- **STATED TASK A**:
Copy from the records every line from the one containing "list UI elements" up to and including the one containing "form-toolbar: New Delete", keeping each line identical.

* Begin SOURCE *

Now it gives me an infinite loop, right.

So whenever you have this notion of like undirected graph or undirected connections, then always guard with a visited set.

We've seen this pattern before.

So maybe up top globally, for the entire traversal, I'll create a visited set.

So in JavaScript, just a new set, you're probably wondering, you know, what am I going to make the members of this set? Well, I need to designate positions, right? Think about it as if positions are like the nodes in this grid in this graph, right.

And so what I'll do is pass along this visit set, so I can accept it as an org over here.

And when it comes to using your visited set, what you want to do is make sure you combine your row and column because together they designate your actual position.

I think this is actually worth going through specifically more of like a language thing in JavaScript, compared to other programming languages.

So quick aside over here, let me get myself some more room might be a while.

Because if you're unfamiliar with sets, and you don't kind of know, their nuances, might actually hit you in the butt later on.

So let's say I had a set so I'll create an offset.

So can you set and let's say I added I don't know, like an array containing a row column position.

So I'm gonna say is, alright, maybe I had position, I don't know, one comma three.

And I added that into my set.

So I do s dot add that position.

This is actually a common gotcha in JavaScript.

If you put any like reference types, like an array or like an object into your set, it's actually going to check for reference equality when you check for existence later on.

In other words, now I can't really do console dot log s dot has one three, because this array literal is technically a different array in memory.

So I wish I could get like true back in this scenario, but I'm not going to get a true.

So we'll just run that manually see what we get.

So like, we say, we're gonna get a false here, which is not so good.

So instead, your Fix would be to actually convert this into some string data.

So instead, maybe write as if you had one comma three, because strings are primitive types, and I would actually be able to store that string.

So whenever I say the string literal, this would actually give me a match now, so I should get a nice true here.

Awesome.

So we'll want to use that pattern to our advantage.

And so maybe I'll start by creating some position variable, that's going to be like the string of FIDE a version of our position.

So just take my row, maybe add a comma, and also put the column here.

* End SOURCE *

- **STATED TASK B**:
Continue the walkthrough on storing grid positions in a JavaScript visited set, starting right after its last sentence.

* Begin DATA IN THIS EXERCISE *

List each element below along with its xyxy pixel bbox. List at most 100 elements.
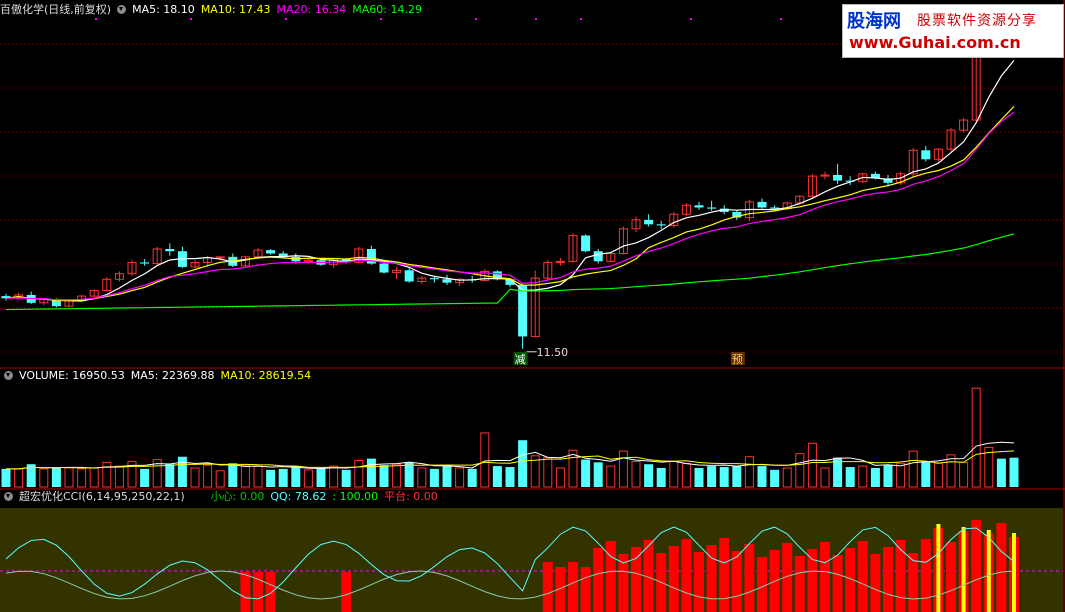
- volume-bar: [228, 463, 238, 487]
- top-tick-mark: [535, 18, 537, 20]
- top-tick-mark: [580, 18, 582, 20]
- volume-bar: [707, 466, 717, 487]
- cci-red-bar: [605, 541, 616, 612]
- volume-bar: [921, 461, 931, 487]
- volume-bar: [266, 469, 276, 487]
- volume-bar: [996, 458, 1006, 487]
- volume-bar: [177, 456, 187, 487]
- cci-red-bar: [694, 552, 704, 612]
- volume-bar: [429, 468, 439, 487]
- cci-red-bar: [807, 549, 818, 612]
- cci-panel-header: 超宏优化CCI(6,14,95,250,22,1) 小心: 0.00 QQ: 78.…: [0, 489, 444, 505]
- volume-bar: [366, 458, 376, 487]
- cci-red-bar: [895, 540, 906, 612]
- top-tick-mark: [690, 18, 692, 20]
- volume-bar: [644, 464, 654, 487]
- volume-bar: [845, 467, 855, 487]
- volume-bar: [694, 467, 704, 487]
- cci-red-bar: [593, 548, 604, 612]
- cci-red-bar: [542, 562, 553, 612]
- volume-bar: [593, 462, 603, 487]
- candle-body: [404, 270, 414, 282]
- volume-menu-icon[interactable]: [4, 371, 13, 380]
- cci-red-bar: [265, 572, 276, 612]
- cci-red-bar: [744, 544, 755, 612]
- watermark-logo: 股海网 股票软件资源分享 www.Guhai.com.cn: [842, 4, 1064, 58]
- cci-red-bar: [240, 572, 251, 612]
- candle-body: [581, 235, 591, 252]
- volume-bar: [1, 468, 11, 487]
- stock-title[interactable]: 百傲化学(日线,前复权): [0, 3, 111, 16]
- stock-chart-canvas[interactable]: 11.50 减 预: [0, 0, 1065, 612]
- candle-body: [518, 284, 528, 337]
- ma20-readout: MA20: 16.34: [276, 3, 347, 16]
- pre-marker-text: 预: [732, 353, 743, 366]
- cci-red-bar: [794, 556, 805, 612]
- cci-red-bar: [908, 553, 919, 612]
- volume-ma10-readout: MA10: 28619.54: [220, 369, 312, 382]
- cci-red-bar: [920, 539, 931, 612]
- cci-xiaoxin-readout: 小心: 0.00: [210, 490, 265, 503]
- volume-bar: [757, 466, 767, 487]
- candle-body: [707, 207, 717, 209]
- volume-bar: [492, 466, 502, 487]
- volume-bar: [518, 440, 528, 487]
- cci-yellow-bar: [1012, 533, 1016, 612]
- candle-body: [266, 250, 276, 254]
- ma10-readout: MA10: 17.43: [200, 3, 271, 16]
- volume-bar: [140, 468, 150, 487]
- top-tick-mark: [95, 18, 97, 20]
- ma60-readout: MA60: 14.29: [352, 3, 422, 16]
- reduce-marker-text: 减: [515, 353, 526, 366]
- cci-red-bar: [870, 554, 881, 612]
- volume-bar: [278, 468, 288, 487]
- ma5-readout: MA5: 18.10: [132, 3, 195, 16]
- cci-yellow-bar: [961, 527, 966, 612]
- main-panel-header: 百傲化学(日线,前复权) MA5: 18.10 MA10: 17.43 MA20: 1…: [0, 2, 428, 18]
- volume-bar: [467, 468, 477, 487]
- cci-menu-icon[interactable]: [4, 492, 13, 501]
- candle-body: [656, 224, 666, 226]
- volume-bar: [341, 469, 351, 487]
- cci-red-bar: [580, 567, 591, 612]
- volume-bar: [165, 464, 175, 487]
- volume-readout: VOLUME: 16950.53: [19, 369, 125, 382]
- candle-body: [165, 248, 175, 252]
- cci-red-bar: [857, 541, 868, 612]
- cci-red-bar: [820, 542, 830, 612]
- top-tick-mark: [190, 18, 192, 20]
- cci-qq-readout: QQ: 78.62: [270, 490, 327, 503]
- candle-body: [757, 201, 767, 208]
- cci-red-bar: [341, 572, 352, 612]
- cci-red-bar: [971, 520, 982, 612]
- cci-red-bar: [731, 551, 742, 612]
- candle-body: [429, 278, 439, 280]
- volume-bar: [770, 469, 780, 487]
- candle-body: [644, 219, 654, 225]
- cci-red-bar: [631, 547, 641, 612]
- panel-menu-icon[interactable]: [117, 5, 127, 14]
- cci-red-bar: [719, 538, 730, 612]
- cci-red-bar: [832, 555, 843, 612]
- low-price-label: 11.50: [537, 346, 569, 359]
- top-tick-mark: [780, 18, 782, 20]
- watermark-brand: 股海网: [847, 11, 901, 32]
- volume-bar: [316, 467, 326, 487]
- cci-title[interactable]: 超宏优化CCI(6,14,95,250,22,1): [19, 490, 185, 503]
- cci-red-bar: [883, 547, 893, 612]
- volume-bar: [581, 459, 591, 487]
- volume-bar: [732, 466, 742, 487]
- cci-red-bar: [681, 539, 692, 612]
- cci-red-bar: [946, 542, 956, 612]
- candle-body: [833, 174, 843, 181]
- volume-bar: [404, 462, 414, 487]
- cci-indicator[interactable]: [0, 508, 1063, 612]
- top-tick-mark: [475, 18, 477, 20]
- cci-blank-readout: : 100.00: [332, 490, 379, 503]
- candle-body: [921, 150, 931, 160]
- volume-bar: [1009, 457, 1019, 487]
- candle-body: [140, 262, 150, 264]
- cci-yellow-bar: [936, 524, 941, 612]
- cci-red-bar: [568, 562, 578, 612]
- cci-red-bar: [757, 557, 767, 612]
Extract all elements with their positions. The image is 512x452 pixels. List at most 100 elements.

* End DATA IN THIS EXERCISE *
* Begin DATA IN THIS EXERCISE *

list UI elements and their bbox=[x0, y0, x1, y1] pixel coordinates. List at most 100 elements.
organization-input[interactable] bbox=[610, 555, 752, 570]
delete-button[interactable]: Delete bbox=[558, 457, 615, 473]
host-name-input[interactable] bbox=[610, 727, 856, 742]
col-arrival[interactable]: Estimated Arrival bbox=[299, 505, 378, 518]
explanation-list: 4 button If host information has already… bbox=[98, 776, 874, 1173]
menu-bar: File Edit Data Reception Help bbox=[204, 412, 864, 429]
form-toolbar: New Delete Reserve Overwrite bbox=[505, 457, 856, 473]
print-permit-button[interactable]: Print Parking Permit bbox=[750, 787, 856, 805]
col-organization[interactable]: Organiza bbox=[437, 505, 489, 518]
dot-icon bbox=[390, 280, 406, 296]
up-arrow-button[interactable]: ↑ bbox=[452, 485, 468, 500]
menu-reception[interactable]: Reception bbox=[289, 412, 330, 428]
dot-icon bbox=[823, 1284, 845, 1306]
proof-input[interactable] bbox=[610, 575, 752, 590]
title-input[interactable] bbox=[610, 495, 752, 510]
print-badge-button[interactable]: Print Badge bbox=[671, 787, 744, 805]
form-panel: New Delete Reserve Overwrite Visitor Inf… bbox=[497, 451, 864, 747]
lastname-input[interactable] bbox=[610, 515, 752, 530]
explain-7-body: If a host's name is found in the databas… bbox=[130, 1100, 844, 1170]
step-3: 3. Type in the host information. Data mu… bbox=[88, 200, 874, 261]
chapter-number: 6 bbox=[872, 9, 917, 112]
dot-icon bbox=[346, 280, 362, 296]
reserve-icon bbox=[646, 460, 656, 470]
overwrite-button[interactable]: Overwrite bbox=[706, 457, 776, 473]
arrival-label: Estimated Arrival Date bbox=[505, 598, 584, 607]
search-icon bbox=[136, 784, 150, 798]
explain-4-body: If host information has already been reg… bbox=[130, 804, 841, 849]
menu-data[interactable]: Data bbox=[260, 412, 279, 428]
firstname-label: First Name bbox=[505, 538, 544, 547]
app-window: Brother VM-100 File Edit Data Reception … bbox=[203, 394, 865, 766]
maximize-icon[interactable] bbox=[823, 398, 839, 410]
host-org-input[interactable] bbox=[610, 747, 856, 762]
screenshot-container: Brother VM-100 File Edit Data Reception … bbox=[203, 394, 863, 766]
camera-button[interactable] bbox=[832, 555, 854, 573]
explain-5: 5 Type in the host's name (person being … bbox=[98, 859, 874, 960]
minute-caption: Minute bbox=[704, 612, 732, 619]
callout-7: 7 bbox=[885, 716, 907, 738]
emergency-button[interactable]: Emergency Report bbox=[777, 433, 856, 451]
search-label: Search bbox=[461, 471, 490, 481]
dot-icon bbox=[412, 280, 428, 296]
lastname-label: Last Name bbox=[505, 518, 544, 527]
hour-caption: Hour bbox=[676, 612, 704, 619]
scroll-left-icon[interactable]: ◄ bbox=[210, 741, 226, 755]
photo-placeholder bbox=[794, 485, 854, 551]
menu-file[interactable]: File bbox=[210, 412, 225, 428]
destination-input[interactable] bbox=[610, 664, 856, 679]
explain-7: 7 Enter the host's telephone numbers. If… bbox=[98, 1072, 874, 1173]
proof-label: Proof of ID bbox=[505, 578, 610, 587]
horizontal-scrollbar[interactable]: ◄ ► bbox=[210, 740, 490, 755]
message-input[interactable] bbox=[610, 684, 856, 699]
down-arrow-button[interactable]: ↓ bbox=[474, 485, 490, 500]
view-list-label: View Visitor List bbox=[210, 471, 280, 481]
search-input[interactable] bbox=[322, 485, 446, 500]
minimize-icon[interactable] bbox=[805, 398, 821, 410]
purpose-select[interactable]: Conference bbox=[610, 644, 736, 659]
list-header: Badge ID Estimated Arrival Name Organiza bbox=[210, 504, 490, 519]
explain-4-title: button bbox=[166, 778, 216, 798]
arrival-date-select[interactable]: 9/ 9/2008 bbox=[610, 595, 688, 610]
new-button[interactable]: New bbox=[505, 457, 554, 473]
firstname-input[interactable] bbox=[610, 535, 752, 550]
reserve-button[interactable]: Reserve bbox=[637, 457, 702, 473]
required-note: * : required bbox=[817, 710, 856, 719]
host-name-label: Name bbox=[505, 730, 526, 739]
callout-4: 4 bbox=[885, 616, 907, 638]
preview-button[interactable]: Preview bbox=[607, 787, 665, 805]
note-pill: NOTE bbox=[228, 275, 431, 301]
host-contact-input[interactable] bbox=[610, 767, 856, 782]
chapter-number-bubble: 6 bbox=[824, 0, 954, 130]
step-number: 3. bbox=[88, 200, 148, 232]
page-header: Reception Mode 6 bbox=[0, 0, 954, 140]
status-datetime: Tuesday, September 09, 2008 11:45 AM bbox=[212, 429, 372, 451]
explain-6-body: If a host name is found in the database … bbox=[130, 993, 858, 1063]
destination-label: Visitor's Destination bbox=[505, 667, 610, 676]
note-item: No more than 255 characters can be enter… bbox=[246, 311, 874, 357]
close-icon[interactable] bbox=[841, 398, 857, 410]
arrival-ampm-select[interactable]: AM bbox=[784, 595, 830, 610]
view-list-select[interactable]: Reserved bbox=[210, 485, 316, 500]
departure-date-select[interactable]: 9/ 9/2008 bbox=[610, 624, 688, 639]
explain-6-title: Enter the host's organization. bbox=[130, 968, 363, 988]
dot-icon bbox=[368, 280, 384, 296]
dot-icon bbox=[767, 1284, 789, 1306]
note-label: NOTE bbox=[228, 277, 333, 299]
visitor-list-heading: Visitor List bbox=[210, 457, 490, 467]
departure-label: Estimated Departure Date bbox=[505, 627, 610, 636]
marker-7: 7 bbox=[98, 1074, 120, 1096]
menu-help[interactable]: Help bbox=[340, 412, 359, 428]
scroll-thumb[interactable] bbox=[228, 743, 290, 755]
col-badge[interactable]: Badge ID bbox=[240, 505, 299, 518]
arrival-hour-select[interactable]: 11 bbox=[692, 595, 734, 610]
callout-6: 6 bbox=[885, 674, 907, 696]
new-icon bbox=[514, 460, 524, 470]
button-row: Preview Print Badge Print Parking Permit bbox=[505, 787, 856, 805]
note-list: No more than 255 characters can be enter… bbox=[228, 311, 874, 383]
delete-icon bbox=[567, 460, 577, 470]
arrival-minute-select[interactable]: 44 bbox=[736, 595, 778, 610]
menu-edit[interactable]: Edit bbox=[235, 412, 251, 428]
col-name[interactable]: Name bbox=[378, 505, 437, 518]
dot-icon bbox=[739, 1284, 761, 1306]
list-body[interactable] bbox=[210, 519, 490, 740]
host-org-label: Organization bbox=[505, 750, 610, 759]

* End DATA IN THIS EXERCISE *
* Begin DATA IN THIS EXERCISE *

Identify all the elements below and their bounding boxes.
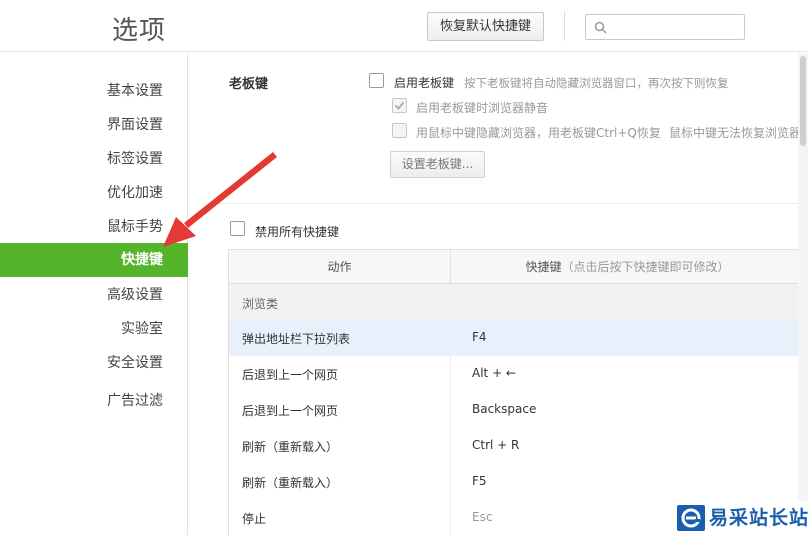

* End DATA IN THIS EXERCISE *

- **TASK ANSWER A**:
list UI elements and their bbox=[x0, y0, x1, y1] pixel coordinates. List at most 100 elements.
organization-input[interactable] bbox=[610, 555, 752, 570]
delete-button[interactable]: Delete bbox=[558, 457, 615, 473]
host-name-input[interactable] bbox=[610, 727, 856, 742]
col-arrival[interactable]: Estimated Arrival bbox=[299, 505, 378, 518]
explanation-list: 4 button If host information has already… bbox=[98, 776, 874, 1173]
menu-bar: File Edit Data Reception Help bbox=[204, 412, 864, 429]
form-toolbar: New Delete Reserve Overwrite bbox=[505, 457, 856, 473]

- **TASK ANSWER B**:
Nice.

And the reason I want to comma separate is, I need to have different bounds for my row and column.

In other words, imagine I had a row of let's say, 12.

And I had a column of four.

If I turn that into a key, or a position, that would give me position as looks like 12, comma for another scenario, let's say I had row one, and then column 24, that would give me a position of this right? one comma 24.

Right, it's really important that you put a comma to separate your row and column positions, because imagine, I didn't put the comma, then it would have a collision here, I have two totally distinct positions, right? 12, four, and 124.

And if I don't put a comma, they look like they have the same position key.

So that's why I need to comma separate them.

Common gotcha there.

But now that I have this position, I can use it to my advantage in this visited set.

So if I've already visited this position, so if my visited has this position, then I should exit, right, I need to return something.

And I want this explorer function do something similar, like we've done in our old component problems, I want it to return a Boolean indicating whether or not this is a new island that I'm exploring.

So if it's visited already, that's definitely not new, right.

So just return false, meaning it's not a new island.

If I make it past this if statement, in other words, if position is not in visited, that I need to mark it as visited right now, second, do visited, add this position.

So now I have my core like cycle prevention logic.

Beyond that, I have a few other scenarios, we know that in our traversal, we're going to look at our different like neighbors.

And so what I want to do is make sure that I'm in bounds here.

So I'm going to check, like to split this up into variables, I'll say, one, a boolean variable called row in bounds.

And I'll do is just check if zero is less than or equal to the row.

And that row is strictly less than will say, the length of my grid.

So I'm just checking to see if my opposition is in bounds here, I do a quick check, I need to be inclusive with zero because zero is a totally valid index, right? I need to be exclusive with the length because imagine I had a grid with length five, it's last valid index is four.

So I need to be strictly less than here.

And I'll write a similar variable for my column in bounds, just like this.

And at this point, I can write a nice semantic if statement check, all right, if your row is not in bounds, or your column is not in bounds, then exit, right? So return like before I can return false, right? Because I should not consider like an invalid position and a balanced position as an island, right? So that's looking good.

Final base case I need though is, what if my current position is water, right? I only want to do my traversal through land.

And so I'll add another statement for that.

So up here, I can check.

All right, if my grid at row column, if it's equal to water, then also return false.

No reason to count it, it's really important that you put this in bounds check before you index into your grid, right? Because imagine that your row and column were out of bounds.

If you write line 15 like this, immediately, you're going to get an out of bounds error.

So start with your guard to check if you're in bounds if you want it to because most of these conditionals they all return false have the same consequence.

You can probably or them together.

Typically I like to keep them separate.

That way I always remember to write them typically for like your grid graph problems.

This is very canonical code.

Alright, so if I make it past all of these base cases, and I have the recursive case, so I must be at an unvisited piece of land.

And when I want to do is do my depth first traversal, right.

So here's where I explore my neighbors and I have four neighbors.

If I wanted to go above that I decrement, my row by one, keep the column the same, pass along the same visited, because remember, we have like the array indices here.

So this is row zero, this is row one.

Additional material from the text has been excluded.